> **What you need to do**:
Copy out each line of the data that holds the word "hiểu".
----- Excerpted data
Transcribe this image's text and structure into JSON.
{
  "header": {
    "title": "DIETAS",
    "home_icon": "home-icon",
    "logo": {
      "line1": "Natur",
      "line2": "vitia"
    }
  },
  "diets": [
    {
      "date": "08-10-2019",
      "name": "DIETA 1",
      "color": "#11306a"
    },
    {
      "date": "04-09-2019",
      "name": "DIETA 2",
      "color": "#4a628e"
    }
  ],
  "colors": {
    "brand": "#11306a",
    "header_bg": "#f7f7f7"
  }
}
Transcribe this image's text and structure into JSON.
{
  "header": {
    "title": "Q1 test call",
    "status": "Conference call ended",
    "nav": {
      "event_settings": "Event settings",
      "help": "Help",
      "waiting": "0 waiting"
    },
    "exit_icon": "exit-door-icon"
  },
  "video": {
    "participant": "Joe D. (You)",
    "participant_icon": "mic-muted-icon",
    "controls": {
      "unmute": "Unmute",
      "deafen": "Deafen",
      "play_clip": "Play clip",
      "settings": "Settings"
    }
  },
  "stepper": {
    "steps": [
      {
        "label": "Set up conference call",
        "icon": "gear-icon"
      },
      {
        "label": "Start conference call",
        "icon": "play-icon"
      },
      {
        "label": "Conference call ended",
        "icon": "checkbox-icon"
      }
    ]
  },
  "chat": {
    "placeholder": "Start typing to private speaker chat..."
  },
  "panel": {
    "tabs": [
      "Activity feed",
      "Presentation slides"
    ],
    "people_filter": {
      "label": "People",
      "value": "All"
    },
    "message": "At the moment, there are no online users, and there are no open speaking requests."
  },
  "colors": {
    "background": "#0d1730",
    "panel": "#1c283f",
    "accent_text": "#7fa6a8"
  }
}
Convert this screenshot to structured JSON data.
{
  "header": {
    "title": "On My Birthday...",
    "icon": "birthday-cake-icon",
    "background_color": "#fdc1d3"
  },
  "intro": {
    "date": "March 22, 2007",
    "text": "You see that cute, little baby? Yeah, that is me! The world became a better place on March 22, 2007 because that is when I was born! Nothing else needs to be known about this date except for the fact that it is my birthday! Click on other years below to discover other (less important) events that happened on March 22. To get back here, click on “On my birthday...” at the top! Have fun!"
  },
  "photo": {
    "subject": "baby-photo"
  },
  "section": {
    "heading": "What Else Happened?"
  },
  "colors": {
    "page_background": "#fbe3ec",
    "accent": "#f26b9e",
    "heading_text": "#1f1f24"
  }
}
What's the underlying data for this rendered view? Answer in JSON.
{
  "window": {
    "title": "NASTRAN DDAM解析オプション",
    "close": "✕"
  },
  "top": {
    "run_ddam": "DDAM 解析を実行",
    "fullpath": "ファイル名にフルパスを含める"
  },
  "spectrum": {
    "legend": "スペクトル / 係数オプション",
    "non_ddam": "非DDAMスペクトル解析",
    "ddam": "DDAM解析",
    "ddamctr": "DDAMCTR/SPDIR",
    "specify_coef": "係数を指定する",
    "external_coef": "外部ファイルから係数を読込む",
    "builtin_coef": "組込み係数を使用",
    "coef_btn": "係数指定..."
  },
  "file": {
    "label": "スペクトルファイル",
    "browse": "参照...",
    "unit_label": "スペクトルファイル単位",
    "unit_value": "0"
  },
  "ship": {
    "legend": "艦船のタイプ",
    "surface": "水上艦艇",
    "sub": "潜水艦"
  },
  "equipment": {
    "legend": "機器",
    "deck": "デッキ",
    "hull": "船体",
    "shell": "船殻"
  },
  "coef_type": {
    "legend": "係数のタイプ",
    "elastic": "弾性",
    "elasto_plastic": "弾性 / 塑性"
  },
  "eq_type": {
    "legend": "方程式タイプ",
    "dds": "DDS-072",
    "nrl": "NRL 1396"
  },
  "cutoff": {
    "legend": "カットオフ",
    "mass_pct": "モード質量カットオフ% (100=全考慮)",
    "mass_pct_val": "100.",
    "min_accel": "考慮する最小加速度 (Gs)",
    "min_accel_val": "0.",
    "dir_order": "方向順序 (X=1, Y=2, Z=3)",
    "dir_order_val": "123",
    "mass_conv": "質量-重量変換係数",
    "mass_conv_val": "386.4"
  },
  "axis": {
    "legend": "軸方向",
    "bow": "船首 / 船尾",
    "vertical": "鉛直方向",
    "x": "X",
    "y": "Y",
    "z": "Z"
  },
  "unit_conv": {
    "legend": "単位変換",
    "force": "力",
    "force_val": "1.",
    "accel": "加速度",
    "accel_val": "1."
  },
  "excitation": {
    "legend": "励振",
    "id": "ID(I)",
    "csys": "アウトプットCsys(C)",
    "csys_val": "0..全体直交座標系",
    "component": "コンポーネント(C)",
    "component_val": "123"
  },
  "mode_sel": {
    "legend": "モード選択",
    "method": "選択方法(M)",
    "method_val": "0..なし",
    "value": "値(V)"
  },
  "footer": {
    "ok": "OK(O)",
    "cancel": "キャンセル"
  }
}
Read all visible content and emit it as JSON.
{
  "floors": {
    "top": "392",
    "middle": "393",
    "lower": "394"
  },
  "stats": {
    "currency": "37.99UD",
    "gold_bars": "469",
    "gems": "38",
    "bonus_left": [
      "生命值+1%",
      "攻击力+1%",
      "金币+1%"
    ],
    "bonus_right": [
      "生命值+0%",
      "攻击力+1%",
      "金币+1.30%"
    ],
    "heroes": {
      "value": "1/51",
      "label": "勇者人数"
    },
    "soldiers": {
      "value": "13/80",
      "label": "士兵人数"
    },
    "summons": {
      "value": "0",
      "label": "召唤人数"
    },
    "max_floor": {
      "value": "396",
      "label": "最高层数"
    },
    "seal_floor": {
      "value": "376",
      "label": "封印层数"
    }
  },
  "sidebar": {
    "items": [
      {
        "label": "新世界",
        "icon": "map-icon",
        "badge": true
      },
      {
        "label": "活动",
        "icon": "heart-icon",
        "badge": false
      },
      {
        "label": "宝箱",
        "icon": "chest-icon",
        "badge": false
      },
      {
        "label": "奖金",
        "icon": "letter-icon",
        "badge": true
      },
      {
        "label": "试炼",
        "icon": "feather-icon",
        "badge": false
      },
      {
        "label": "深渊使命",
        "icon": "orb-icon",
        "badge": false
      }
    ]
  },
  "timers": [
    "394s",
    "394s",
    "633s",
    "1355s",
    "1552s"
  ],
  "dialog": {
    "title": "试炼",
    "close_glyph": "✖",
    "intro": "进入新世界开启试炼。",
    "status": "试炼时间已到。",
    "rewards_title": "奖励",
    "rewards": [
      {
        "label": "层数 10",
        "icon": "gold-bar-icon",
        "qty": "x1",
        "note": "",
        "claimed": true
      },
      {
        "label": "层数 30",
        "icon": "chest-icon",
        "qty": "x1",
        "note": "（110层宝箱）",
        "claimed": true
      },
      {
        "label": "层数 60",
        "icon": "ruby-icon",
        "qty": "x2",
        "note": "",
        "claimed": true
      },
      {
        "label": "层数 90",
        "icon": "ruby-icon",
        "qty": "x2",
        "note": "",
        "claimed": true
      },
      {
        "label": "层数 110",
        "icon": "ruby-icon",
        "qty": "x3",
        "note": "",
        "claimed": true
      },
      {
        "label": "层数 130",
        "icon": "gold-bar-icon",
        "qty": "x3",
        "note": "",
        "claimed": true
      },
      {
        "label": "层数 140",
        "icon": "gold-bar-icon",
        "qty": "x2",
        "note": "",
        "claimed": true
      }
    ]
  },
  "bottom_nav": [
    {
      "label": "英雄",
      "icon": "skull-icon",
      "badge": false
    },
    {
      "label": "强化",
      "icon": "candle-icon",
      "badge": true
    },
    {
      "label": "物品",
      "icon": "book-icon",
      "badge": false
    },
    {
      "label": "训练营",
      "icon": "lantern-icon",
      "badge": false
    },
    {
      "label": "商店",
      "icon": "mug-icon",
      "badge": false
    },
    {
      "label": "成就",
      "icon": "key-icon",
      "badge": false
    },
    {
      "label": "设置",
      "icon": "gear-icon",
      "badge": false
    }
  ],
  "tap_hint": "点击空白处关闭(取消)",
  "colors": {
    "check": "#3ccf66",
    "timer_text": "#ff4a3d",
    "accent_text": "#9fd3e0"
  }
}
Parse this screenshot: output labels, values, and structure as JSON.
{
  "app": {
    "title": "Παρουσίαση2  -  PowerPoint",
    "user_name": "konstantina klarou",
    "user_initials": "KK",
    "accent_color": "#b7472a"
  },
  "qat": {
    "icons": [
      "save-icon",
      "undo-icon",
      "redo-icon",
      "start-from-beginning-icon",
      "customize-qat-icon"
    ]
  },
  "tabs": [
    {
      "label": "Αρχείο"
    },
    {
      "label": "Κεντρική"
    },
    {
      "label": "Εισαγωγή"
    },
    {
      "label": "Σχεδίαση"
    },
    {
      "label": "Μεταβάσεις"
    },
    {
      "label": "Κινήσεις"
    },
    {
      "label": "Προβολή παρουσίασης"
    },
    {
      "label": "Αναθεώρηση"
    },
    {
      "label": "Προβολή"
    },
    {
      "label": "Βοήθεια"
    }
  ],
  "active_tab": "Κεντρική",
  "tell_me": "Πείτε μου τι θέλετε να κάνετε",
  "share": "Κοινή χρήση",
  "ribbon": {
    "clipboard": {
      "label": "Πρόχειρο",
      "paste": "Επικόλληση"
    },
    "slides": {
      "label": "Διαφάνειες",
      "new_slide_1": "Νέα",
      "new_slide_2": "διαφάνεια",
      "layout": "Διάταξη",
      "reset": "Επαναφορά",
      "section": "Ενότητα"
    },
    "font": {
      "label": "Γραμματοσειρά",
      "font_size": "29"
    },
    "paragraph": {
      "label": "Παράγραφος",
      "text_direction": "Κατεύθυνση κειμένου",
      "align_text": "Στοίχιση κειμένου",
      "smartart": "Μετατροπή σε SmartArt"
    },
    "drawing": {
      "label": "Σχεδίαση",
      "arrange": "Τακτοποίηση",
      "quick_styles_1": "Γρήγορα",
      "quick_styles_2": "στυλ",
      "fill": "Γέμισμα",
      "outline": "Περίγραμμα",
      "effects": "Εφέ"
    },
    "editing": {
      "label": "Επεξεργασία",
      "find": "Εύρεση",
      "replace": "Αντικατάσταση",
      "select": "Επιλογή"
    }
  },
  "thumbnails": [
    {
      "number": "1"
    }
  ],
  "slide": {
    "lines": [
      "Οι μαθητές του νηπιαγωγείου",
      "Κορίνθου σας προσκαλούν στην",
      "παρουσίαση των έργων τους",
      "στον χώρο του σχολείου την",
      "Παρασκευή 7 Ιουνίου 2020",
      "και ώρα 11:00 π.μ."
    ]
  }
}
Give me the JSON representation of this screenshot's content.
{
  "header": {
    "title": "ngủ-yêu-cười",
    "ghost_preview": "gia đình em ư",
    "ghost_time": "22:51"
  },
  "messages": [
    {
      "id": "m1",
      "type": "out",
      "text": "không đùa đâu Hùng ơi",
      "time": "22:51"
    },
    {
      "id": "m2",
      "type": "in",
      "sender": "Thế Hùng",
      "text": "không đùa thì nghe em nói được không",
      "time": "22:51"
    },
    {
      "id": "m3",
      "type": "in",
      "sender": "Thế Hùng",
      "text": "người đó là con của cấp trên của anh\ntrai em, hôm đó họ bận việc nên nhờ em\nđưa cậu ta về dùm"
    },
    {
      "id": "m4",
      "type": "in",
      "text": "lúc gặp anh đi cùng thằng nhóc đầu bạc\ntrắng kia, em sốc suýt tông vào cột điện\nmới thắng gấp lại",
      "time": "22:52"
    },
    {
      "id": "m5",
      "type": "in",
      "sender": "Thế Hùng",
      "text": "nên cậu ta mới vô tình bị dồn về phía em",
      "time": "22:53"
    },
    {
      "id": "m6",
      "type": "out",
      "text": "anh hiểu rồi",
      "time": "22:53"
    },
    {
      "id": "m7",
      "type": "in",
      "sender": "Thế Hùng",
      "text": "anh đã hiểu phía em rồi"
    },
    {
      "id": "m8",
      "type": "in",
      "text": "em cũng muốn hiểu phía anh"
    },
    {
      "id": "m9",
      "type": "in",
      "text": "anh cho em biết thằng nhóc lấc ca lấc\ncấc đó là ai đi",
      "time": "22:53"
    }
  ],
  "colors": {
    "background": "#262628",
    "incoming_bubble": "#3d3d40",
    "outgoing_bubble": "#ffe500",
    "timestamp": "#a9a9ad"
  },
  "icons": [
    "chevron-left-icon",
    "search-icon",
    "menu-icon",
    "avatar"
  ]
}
----------
> **Answer in full**:
      "text": "anh hiểu rồi",
      "text": "anh đã hiểu phía em rồi"
      "text": "em cũng muốn hiểu phía anh"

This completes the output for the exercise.